Exercise goal: Quote the full listing word for word.
+ + + + +
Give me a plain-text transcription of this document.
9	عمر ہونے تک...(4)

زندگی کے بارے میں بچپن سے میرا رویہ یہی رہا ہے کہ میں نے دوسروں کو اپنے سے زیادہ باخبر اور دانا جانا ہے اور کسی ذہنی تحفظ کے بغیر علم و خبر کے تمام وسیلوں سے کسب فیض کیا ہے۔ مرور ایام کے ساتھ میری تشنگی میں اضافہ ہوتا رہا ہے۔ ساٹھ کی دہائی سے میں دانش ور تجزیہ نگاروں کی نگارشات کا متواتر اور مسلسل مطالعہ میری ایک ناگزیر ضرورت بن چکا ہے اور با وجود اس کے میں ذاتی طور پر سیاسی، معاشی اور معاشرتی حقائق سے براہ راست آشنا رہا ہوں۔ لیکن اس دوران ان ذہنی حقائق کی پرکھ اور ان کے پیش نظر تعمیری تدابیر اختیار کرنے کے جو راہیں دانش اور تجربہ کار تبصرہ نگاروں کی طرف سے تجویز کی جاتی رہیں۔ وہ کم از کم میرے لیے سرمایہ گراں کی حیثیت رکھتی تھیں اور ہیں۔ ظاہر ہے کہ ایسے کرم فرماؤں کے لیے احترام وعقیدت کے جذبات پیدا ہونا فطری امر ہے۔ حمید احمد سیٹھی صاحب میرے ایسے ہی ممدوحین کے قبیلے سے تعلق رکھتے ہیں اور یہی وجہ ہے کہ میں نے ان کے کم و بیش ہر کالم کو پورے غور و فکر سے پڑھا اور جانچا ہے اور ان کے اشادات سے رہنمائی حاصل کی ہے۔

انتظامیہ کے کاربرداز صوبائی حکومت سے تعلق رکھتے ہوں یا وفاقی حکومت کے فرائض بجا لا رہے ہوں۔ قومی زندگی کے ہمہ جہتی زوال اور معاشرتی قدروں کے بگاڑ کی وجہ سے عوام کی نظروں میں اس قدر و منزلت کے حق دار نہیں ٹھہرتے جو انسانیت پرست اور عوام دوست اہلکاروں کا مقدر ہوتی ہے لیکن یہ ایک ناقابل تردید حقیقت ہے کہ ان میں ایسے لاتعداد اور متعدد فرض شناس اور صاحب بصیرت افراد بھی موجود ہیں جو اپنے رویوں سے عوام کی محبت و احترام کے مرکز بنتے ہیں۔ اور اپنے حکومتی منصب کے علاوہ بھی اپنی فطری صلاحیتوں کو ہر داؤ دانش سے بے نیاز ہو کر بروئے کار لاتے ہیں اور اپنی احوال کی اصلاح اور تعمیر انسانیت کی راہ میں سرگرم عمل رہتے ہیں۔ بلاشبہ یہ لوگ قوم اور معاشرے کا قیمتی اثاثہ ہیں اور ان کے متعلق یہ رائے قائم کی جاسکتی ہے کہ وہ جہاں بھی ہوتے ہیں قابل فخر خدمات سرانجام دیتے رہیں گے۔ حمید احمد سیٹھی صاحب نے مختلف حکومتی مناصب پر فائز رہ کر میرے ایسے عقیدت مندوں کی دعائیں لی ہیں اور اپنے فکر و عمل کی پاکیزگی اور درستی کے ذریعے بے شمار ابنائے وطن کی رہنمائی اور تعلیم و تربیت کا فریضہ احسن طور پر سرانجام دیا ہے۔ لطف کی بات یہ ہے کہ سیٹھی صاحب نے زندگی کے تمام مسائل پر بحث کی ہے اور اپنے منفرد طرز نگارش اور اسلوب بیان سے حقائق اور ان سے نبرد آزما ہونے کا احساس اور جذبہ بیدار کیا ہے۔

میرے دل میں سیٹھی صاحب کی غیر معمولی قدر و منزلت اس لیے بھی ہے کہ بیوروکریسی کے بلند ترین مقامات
+ + + + +
Task result:
Give me a plain-text transcription of this document.
9	عمر ہونے تک...(4)

زندگی کے بارے میں بچپن سے میرا رویہ یہی رہا ہے کہ میں نے دوسروں کو اپنے سے زیادہ باخبر اور دانا جانا ہے اور کسی ذہنی تحفظ کے بغیر علم و خبر کے تمام وسیلوں سے کسب فیض کیا ہے۔ مرور ایام کے ساتھ میری تشنگی میں اضافہ ہوتا رہا ہے۔ ساٹھ کی دہائی سے میں دانش ور تجزیہ نگاروں کی نگارشات کا متواتر اور مسلسل مطالعہ میری ایک ناگزیر ضرورت بن چکا ہے اور با وجود اس کے میں ذاتی طور پر سیاسی، معاشی اور معاشرتی حقائق سے براہ راست آشنا رہا ہوں۔ لیکن اس دوران ان ذہنی حقائق کی پرکھ اور ان کے پیش نظر تعمیری تدابیر اختیار کرنے کے جو راہیں دانش اور تجربہ کار تبصرہ نگاروں کی طرف سے تجویز کی جاتی رہیں۔ وہ کم از کم میرے لیے سرمایہ گراں کی حیثیت رکھتی تھیں اور ہیں۔ ظاہر ہے کہ ایسے کرم فرماؤں کے لیے احترام وعقیدت کے جذبات پیدا ہونا فطری امر ہے۔ حمید احمد سیٹھی صاحب میرے ایسے ہی ممدوحین کے قبیلے سے تعلق رکھتے ہیں اور یہی وجہ ہے کہ میں نے ان کے کم و بیش ہر کالم کو پورے غور و فکر سے پڑھا اور جانچا ہے اور ان کے اشادات سے رہنمائی حاصل کی ہے۔

انتظامیہ کے کاربرداز صوبائی حکومت سے تعلق رکھتے ہوں یا وفاقی حکومت کے فرائض بجا لا رہے ہوں۔ قومی زندگی کے ہمہ جہتی زوال اور معاشرتی قدروں کے بگاڑ کی وجہ سے عوام کی نظروں میں اس قدر و منزلت کے حق دار نہیں ٹھہرتے جو انسانیت پرست اور عوام دوست اہلکاروں کا مقدر ہوتی ہے لیکن یہ ایک ناقابل تردید حقیقت ہے کہ ان میں ایسے لاتعداد اور متعدد فرض شناس اور صاحب بصیرت افراد بھی موجود ہیں جو اپنے رویوں سے عوام کی محبت و احترام کے مرکز بنتے ہیں۔ اور اپنے حکومتی منصب کے علاوہ بھی اپنی فطری صلاحیتوں کو ہر داؤ دانش سے بے نیاز ہو کر بروئے کار لاتے ہیں اور اپنی احوال کی اصلاح اور تعمیر انسانیت کی راہ میں سرگرم عمل رہتے ہیں۔ بلاشبہ یہ لوگ قوم اور معاشرے کا قیمتی اثاثہ ہیں اور ان کے متعلق یہ رائے قائم کی جاسکتی ہے کہ وہ جہاں بھی ہوتے ہیں قابل فخر خدمات سرانجام دیتے رہیں گے۔ حمید احمد سیٹھی صاحب نے مختلف حکومتی مناصب پر فائز رہ کر میرے ایسے عقیدت مندوں کی دعائیں لی ہیں اور اپنے فکر و عمل کی پاکیزگی اور درستی کے ذریعے بے شمار ابنائے وطن کی رہنمائی اور تعلیم و تربیت کا فریضہ احسن طور پر سرانجام دیا ہے۔ لطف کی بات یہ ہے کہ سیٹھی صاحب نے زندگی کے تمام مسائل پر بحث کی ہے اور اپنے منفرد طرز نگارش اور اسلوب بیان سے حقائق اور ان سے نبرد آزما ہونے کا احساس اور جذبہ بیدار کیا ہے۔

میرے دل میں سیٹھی صاحب کی غیر معمولی قدر و منزلت اس لیے بھی ہے کہ بیوروکریسی کے بلند ترین مقامات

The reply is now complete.